>> START EXTRACT TO READ

Commentary

America’s Media Hacked: A Crisis of Credibility

Richard Kelsey
By Richard Kelsey | December 19, 2016 | 11:17 AM EST

(MRC Photo)

The news headlines are dominated by news about “fake news.”  Once Americans began choosing their news, they began assuming the news they didn’t choose was either bias or fake.  Selecting one’s news to affirm one’s own political bias results in a paradox where Americans have more information than ever before at their fingertips, but they choose instead to stay in a protective cocoon of self-selected “news” outlets. 

The truth is we have always had both fake and biased news.  Fake news was at the checkout stand in the grocery store.  The tabloids usually screamed headlines of movie stars having alien babies.  Those were the good old days when everyone knew what the fake news was. 

Now, fake news is news we don’t agree with.  It’s been made worse by major news outlets moving toward infotainment and away from hard, unbiased, journalism.  Before the rise of cable and the internet, we chose our news based on which news man we found more appealing.  In that news, however, we got the news.  Sure, we got some bias, and we absolutely were not told all the news, but few people assumed the news was fake.  The rise of fake news is the fault of a media who demands ratings and a country who demands the news they want to hear.  Ironically, this past election was as much about American frustration with traditional biased media as it was American frustration with a corrupt, ineffective, political class. No single major American media source commands the universal trust of Americans, and that is a problem.   The Russian hacking story is the perfect example of how this came to be, and why our media is untrustworthy.

The Russians have not “hacked our election.” When a media source uses that phrase, it does so either to purposely lie and mislead its viewers, or because the reporter, executive producer, and managing editors are all ignorant.  There is no evidence, nor has any law enforcement agency or intel agency put forth any evidence that our election was hacked.  To use that phrase, of course, suggests that the Russian government hacked into our voting machines and changed votes from one candidate to another.  That is the false but deliberate implication of the phrase, “hacked election.”

>> END EXTRACT TO READ
>> START STORED RECORDS

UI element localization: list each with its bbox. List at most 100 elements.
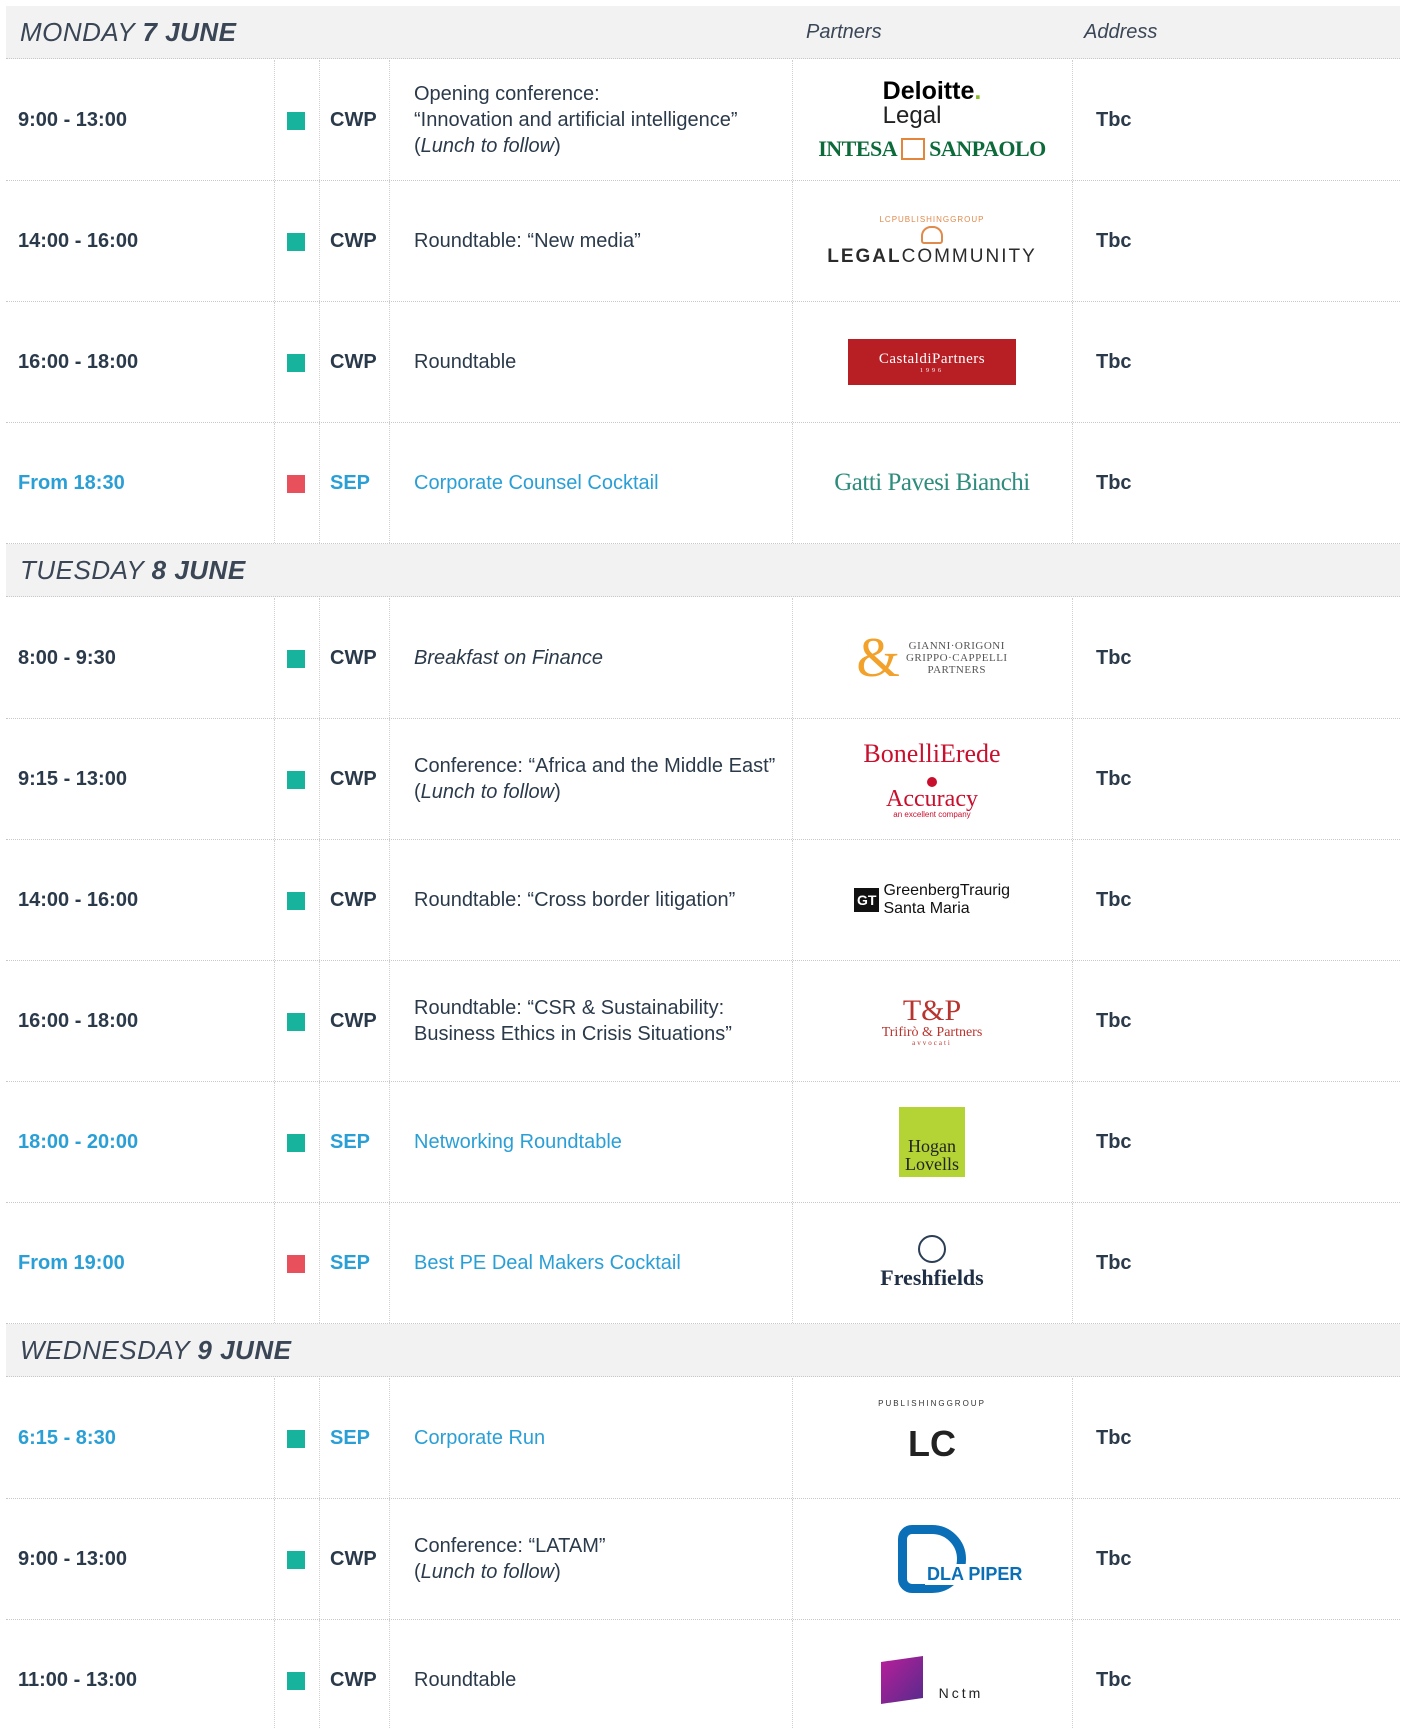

>> END STORED RECORDS
>> START STORED RECORDS

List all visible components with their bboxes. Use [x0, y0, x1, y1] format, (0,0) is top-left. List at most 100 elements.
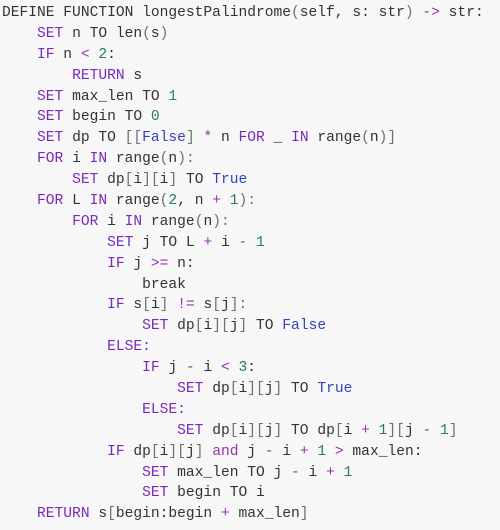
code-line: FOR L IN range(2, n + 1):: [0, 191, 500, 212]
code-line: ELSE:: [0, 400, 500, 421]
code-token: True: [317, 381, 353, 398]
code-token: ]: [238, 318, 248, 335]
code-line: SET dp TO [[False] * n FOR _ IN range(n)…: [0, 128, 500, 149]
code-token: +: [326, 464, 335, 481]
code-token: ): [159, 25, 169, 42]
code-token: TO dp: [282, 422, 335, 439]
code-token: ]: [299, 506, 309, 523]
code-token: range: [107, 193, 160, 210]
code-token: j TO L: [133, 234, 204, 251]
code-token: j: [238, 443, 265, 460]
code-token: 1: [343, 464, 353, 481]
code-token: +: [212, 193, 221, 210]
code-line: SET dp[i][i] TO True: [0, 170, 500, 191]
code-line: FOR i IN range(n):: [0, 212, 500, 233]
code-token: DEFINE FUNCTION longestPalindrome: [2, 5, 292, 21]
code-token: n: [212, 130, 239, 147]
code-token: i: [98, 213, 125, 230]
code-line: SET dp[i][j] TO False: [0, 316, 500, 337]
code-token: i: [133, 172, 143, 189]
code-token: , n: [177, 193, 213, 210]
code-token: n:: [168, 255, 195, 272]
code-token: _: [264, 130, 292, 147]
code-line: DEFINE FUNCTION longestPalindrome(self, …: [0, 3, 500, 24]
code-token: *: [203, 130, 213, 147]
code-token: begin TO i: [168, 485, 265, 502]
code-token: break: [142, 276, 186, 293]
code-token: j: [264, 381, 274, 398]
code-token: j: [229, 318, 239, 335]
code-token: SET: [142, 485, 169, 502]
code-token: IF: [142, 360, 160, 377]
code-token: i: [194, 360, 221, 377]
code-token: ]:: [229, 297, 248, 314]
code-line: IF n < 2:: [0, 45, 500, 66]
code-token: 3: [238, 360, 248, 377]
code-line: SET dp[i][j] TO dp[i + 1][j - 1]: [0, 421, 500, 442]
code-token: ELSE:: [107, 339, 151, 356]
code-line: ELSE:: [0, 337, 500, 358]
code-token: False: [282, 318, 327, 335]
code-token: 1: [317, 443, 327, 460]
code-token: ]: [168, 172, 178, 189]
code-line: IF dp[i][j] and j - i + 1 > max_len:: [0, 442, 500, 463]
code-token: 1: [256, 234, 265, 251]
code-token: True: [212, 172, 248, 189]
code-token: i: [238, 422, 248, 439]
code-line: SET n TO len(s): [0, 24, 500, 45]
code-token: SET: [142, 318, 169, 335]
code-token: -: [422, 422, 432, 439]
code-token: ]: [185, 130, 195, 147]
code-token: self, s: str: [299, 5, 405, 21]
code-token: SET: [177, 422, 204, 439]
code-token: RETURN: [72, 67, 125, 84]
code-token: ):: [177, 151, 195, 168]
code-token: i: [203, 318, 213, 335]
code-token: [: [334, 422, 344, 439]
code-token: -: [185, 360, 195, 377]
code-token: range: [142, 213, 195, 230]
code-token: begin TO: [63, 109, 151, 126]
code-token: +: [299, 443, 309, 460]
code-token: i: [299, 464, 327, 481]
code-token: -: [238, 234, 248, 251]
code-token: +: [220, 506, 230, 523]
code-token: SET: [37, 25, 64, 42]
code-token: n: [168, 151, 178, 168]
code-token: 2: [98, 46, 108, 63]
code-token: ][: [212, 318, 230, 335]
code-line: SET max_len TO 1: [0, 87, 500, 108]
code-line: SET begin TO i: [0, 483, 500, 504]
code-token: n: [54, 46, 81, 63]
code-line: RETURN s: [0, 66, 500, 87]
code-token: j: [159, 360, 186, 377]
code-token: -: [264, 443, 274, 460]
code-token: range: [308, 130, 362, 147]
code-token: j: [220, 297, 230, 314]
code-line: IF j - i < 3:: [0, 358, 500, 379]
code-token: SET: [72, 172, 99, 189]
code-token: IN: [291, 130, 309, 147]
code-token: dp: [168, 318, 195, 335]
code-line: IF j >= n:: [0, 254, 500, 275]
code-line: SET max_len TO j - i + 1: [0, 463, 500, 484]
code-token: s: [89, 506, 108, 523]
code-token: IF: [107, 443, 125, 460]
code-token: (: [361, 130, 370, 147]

>> END STORED RECORDS

* **REQUIREMENT**:
Answer these questions using the commentary on fake news.
1. Where was fake news found in the past?
2. Before the rise of cable and the internet, how did people choose their news?
3. What does the phrase "hacked election" suggest the Russian government did?

* **ANSWER FOR THE TASK**:
1. At the checkout stand in the grocery store.
2. By which news man they found more appealing.
3. That it hacked into voting machines and changed votes from one candidate to another.